What to work on »
Pull every line that holds the word "Output" from the entries.

Raw records »
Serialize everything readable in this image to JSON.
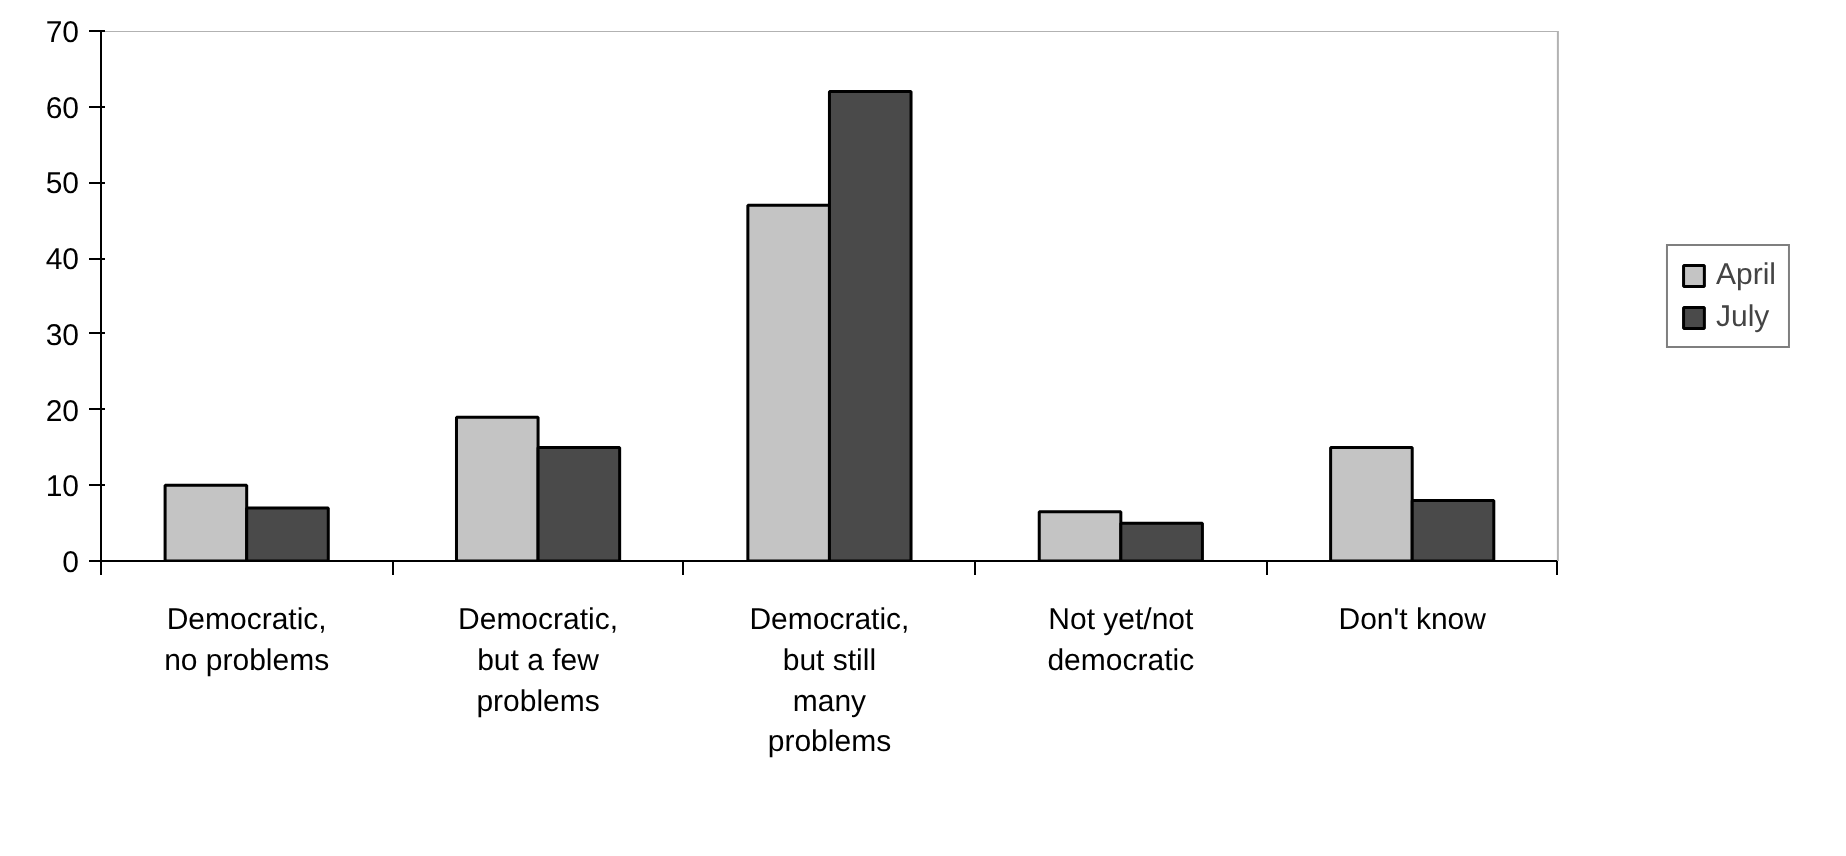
{
  "chart_data": {
    "type": "bar",
    "categories": [
      "Democratic, no problems",
      "Democratic, but a few problems",
      "Democratic, but still many problems",
      "Not yet/not democratic",
      "Don't know"
    ],
    "series": [
      {
        "name": "April",
        "color": "#c4c4c4",
        "values": [
          10,
          19,
          47,
          6.5,
          15
        ]
      },
      {
        "name": "July",
        "color": "#4a4a4a",
        "values": [
          7,
          15,
          62,
          5,
          8
        ]
      }
    ],
    "ylim": [
      0,
      70
    ],
    "yticks": [
      0,
      10,
      20,
      30,
      40,
      50,
      60,
      70
    ],
    "grid": false,
    "legend": "right"
  }
}
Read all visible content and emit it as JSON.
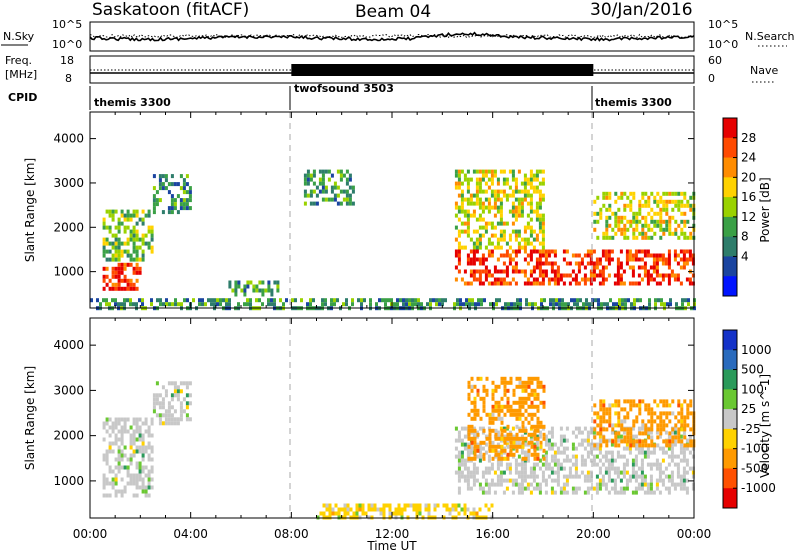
{
  "header": {
    "station": "Saskatoon (fitACF)",
    "beam": "Beam 04",
    "date": "30/Jan/2016"
  },
  "sky_panel": {
    "label": "N.Sky",
    "search_label": "N.Search",
    "left_ticks": [
      "10^5",
      "10^0"
    ],
    "right_ticks": [
      "10^5",
      "10^0"
    ]
  },
  "freq_panel": {
    "label_top": "Freq.",
    "label_bottom": "[MHz]",
    "nave_label": "Nave",
    "left_ticks": [
      "18",
      "8"
    ],
    "right_ticks": [
      "60",
      "0"
    ]
  },
  "cpid": {
    "label": "CPID",
    "segments": [
      {
        "name": "themis 3300",
        "start_hour": 0,
        "end_hour": 8
      },
      {
        "name": "twofsound 3503",
        "start_hour": 8,
        "end_hour": 20
      },
      {
        "name": "themis 3300",
        "start_hour": 20,
        "end_hour": 24
      }
    ]
  },
  "chart_data": [
    {
      "type": "heatmap",
      "name": "power",
      "ylabel": "Slant Range [km]",
      "ylim": [
        180,
        4600
      ],
      "xlim": [
        0,
        24
      ],
      "y_ticks": [
        1000,
        2000,
        3000,
        4000
      ],
      "colorbar": {
        "label": "Power [dB]",
        "tick_labels": [
          "28",
          "24",
          "20",
          "16",
          "12",
          "8",
          "4"
        ],
        "colors": [
          "#e60000",
          "#ff4a00",
          "#ff8c00",
          "#ffd200",
          "#9ad200",
          "#3aa046",
          "#2e7d6b",
          "#1a44a0",
          "#0014ff"
        ]
      },
      "regions": [
        {
          "x": [
            0.5,
            2.0
          ],
          "y": [
            600,
            1200
          ],
          "level": 24
        },
        {
          "x": [
            0.5,
            2.5
          ],
          "y": [
            1300,
            2400
          ],
          "level": 10
        },
        {
          "x": [
            2.5,
            4.0
          ],
          "y": [
            2300,
            3200
          ],
          "level": 8
        },
        {
          "x": [
            5.5,
            7.5
          ],
          "y": [
            500,
            800
          ],
          "level": 8
        },
        {
          "x": [
            8.5,
            10.5
          ],
          "y": [
            2500,
            3300
          ],
          "level": 8
        },
        {
          "x": [
            14.5,
            18.0
          ],
          "y": [
            1500,
            3300
          ],
          "level": 14
        },
        {
          "x": [
            14.5,
            24.0
          ],
          "y": [
            700,
            1500
          ],
          "level": 24
        },
        {
          "x": [
            20.0,
            24.0
          ],
          "y": [
            1800,
            2800
          ],
          "level": 14
        },
        {
          "x": [
            0.0,
            24.0
          ],
          "y": [
            200,
            400
          ],
          "level": 8
        }
      ]
    },
    {
      "type": "heatmap",
      "name": "velocity",
      "xlabel": "Time UT",
      "ylabel": "Slant Range [km]",
      "ylim": [
        180,
        4600
      ],
      "xlim": [
        0,
        24
      ],
      "y_ticks": [
        1000,
        2000,
        3000,
        4000
      ],
      "x_tick_labels": [
        "00:00",
        "04:00",
        "08:00",
        "12:00",
        "16:00",
        "20:00",
        "00:00"
      ],
      "colorbar": {
        "label": "Velocity [m s^-1]",
        "tick_labels": [
          "1000",
          "500",
          "100",
          "25",
          "-25",
          "-100",
          "-500",
          "-1000"
        ],
        "colors": [
          "#1432c8",
          "#2a6bbd",
          "#2a9a5a",
          "#6ac832",
          "#c8c8c8",
          "#ffd200",
          "#ff9a00",
          "#ff5000",
          "#e60000"
        ]
      },
      "regions": [
        {
          "x": [
            0.5,
            2.5
          ],
          "y": [
            700,
            2400
          ],
          "velocity": 0
        },
        {
          "x": [
            2.5,
            4.0
          ],
          "y": [
            2300,
            3200
          ],
          "velocity": 0
        },
        {
          "x": [
            14.5,
            24.0
          ],
          "y": [
            700,
            2200
          ],
          "velocity": 0
        },
        {
          "x": [
            15.0,
            18.0
          ],
          "y": [
            1500,
            3300
          ],
          "velocity": -200
        },
        {
          "x": [
            20.0,
            24.0
          ],
          "y": [
            1800,
            2800
          ],
          "velocity": -200
        },
        {
          "x": [
            9.0,
            16.0
          ],
          "y": [
            200,
            500
          ],
          "velocity": -100
        }
      ]
    }
  ]
}
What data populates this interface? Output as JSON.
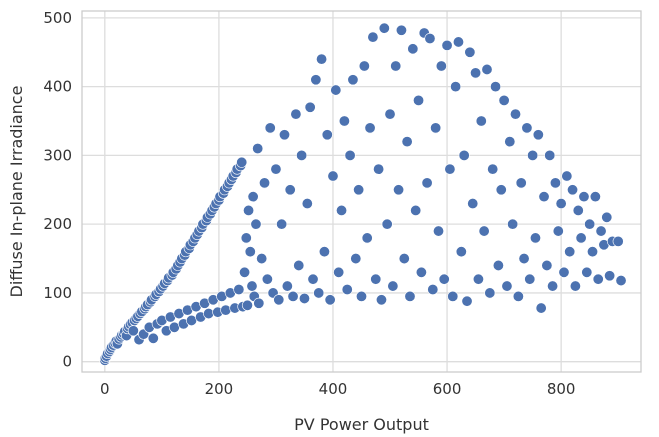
{
  "chart_data": {
    "type": "scatter",
    "title": "",
    "xlabel": "PV Power Output",
    "ylabel": "Diffuse In-plane Irradiance",
    "xlim": [
      -40,
      940
    ],
    "ylim": [
      -15,
      510
    ],
    "x_ticks": [
      0,
      200,
      400,
      600,
      800
    ],
    "y_ticks": [
      0,
      100,
      200,
      300,
      400,
      500
    ],
    "grid": true,
    "legend": "none",
    "style": {
      "point_color": "#4c72b0",
      "point_edge_color": "#ffffff",
      "grid_color": "#dddddd",
      "frame_color": "#cccccc",
      "background": "#ffffff"
    },
    "series": [
      {
        "points": [
          [
            0,
            2
          ],
          [
            1,
            5
          ],
          [
            3,
            8
          ],
          [
            5,
            12
          ],
          [
            8,
            15
          ],
          [
            10,
            18
          ],
          [
            12,
            21
          ],
          [
            15,
            24
          ],
          [
            18,
            27
          ],
          [
            20,
            30
          ],
          [
            22,
            26
          ],
          [
            25,
            33
          ],
          [
            28,
            36
          ],
          [
            30,
            39
          ],
          [
            33,
            41
          ],
          [
            35,
            44
          ],
          [
            38,
            38
          ],
          [
            40,
            48
          ],
          [
            42,
            51
          ],
          [
            45,
            54
          ],
          [
            48,
            57
          ],
          [
            50,
            45
          ],
          [
            52,
            60
          ],
          [
            55,
            63
          ],
          [
            58,
            66
          ],
          [
            60,
            32
          ],
          [
            62,
            70
          ],
          [
            65,
            73
          ],
          [
            68,
            40
          ],
          [
            70,
            77
          ],
          [
            72,
            80
          ],
          [
            75,
            83
          ],
          [
            78,
            50
          ],
          [
            80,
            87
          ],
          [
            82,
            90
          ],
          [
            85,
            34
          ],
          [
            88,
            95
          ],
          [
            90,
            98
          ],
          [
            92,
            55
          ],
          [
            95,
            102
          ],
          [
            98,
            106
          ],
          [
            100,
            60
          ],
          [
            102,
            110
          ],
          [
            105,
            114
          ],
          [
            108,
            45
          ],
          [
            110,
            118
          ],
          [
            112,
            122
          ],
          [
            115,
            65
          ],
          [
            118,
            126
          ],
          [
            120,
            130
          ],
          [
            122,
            50
          ],
          [
            125,
            135
          ],
          [
            128,
            140
          ],
          [
            130,
            70
          ],
          [
            132,
            145
          ],
          [
            135,
            150
          ],
          [
            138,
            55
          ],
          [
            140,
            155
          ],
          [
            142,
            160
          ],
          [
            145,
            75
          ],
          [
            148,
            165
          ],
          [
            150,
            170
          ],
          [
            152,
            60
          ],
          [
            155,
            175
          ],
          [
            158,
            180
          ],
          [
            160,
            80
          ],
          [
            162,
            185
          ],
          [
            165,
            190
          ],
          [
            168,
            65
          ],
          [
            170,
            195
          ],
          [
            172,
            200
          ],
          [
            175,
            85
          ],
          [
            178,
            205
          ],
          [
            180,
            210
          ],
          [
            182,
            70
          ],
          [
            185,
            215
          ],
          [
            188,
            220
          ],
          [
            190,
            90
          ],
          [
            192,
            225
          ],
          [
            195,
            230
          ],
          [
            198,
            72
          ],
          [
            200,
            235
          ],
          [
            202,
            240
          ],
          [
            205,
            95
          ],
          [
            208,
            245
          ],
          [
            210,
            250
          ],
          [
            212,
            75
          ],
          [
            215,
            255
          ],
          [
            218,
            260
          ],
          [
            220,
            100
          ],
          [
            222,
            265
          ],
          [
            225,
            270
          ],
          [
            228,
            78
          ],
          [
            230,
            275
          ],
          [
            232,
            280
          ],
          [
            235,
            105
          ],
          [
            238,
            285
          ],
          [
            240,
            290
          ],
          [
            242,
            80
          ],
          [
            245,
            130
          ],
          [
            248,
            180
          ],
          [
            250,
            82
          ],
          [
            252,
            220
          ],
          [
            255,
            160
          ],
          [
            258,
            110
          ],
          [
            260,
            240
          ],
          [
            262,
            95
          ],
          [
            265,
            200
          ],
          [
            268,
            310
          ],
          [
            270,
            85
          ],
          [
            275,
            150
          ],
          [
            280,
            260
          ],
          [
            285,
            120
          ],
          [
            290,
            340
          ],
          [
            295,
            100
          ],
          [
            300,
            280
          ],
          [
            305,
            90
          ],
          [
            310,
            200
          ],
          [
            315,
            330
          ],
          [
            320,
            110
          ],
          [
            325,
            250
          ],
          [
            330,
            95
          ],
          [
            335,
            360
          ],
          [
            340,
            140
          ],
          [
            345,
            300
          ],
          [
            350,
            92
          ],
          [
            355,
            230
          ],
          [
            360,
            370
          ],
          [
            365,
            120
          ],
          [
            370,
            410
          ],
          [
            375,
            100
          ],
          [
            380,
            440
          ],
          [
            385,
            160
          ],
          [
            390,
            330
          ],
          [
            395,
            90
          ],
          [
            400,
            270
          ],
          [
            405,
            395
          ],
          [
            410,
            130
          ],
          [
            415,
            220
          ],
          [
            420,
            350
          ],
          [
            425,
            105
          ],
          [
            430,
            300
          ],
          [
            435,
            410
          ],
          [
            440,
            150
          ],
          [
            445,
            250
          ],
          [
            450,
            95
          ],
          [
            455,
            430
          ],
          [
            460,
            180
          ],
          [
            465,
            340
          ],
          [
            470,
            472
          ],
          [
            475,
            120
          ],
          [
            480,
            280
          ],
          [
            485,
            90
          ],
          [
            490,
            485
          ],
          [
            495,
            200
          ],
          [
            500,
            360
          ],
          [
            505,
            110
          ],
          [
            510,
            430
          ],
          [
            515,
            250
          ],
          [
            520,
            482
          ],
          [
            525,
            150
          ],
          [
            530,
            320
          ],
          [
            535,
            95
          ],
          [
            540,
            455
          ],
          [
            545,
            220
          ],
          [
            550,
            380
          ],
          [
            555,
            130
          ],
          [
            560,
            478
          ],
          [
            565,
            260
          ],
          [
            570,
            470
          ],
          [
            575,
            105
          ],
          [
            580,
            340
          ],
          [
            585,
            190
          ],
          [
            590,
            430
          ],
          [
            595,
            120
          ],
          [
            600,
            460
          ],
          [
            605,
            280
          ],
          [
            610,
            95
          ],
          [
            615,
            400
          ],
          [
            620,
            465
          ],
          [
            625,
            160
          ],
          [
            630,
            300
          ],
          [
            635,
            88
          ],
          [
            640,
            450
          ],
          [
            645,
            230
          ],
          [
            650,
            420
          ],
          [
            655,
            120
          ],
          [
            660,
            350
          ],
          [
            665,
            190
          ],
          [
            670,
            425
          ],
          [
            675,
            100
          ],
          [
            680,
            280
          ],
          [
            685,
            400
          ],
          [
            690,
            140
          ],
          [
            695,
            250
          ],
          [
            700,
            380
          ],
          [
            705,
            110
          ],
          [
            710,
            320
          ],
          [
            715,
            200
          ],
          [
            720,
            360
          ],
          [
            725,
            95
          ],
          [
            730,
            260
          ],
          [
            735,
            150
          ],
          [
            740,
            340
          ],
          [
            745,
            120
          ],
          [
            750,
            300
          ],
          [
            755,
            180
          ],
          [
            760,
            330
          ],
          [
            765,
            78
          ],
          [
            770,
            240
          ],
          [
            775,
            140
          ],
          [
            780,
            300
          ],
          [
            785,
            110
          ],
          [
            790,
            260
          ],
          [
            795,
            190
          ],
          [
            800,
            230
          ],
          [
            805,
            130
          ],
          [
            810,
            270
          ],
          [
            815,
            160
          ],
          [
            820,
            250
          ],
          [
            825,
            110
          ],
          [
            830,
            220
          ],
          [
            835,
            180
          ],
          [
            840,
            240
          ],
          [
            845,
            130
          ],
          [
            850,
            200
          ],
          [
            855,
            160
          ],
          [
            860,
            240
          ],
          [
            865,
            120
          ],
          [
            870,
            190
          ],
          [
            875,
            170
          ],
          [
            880,
            210
          ],
          [
            885,
            125
          ],
          [
            890,
            175
          ],
          [
            900,
            175
          ],
          [
            905,
            118
          ]
        ]
      }
    ]
  }
}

Answer to this exercise »
What data populates this interface? Output as JSON.
    "xlabel": "PV Power Output",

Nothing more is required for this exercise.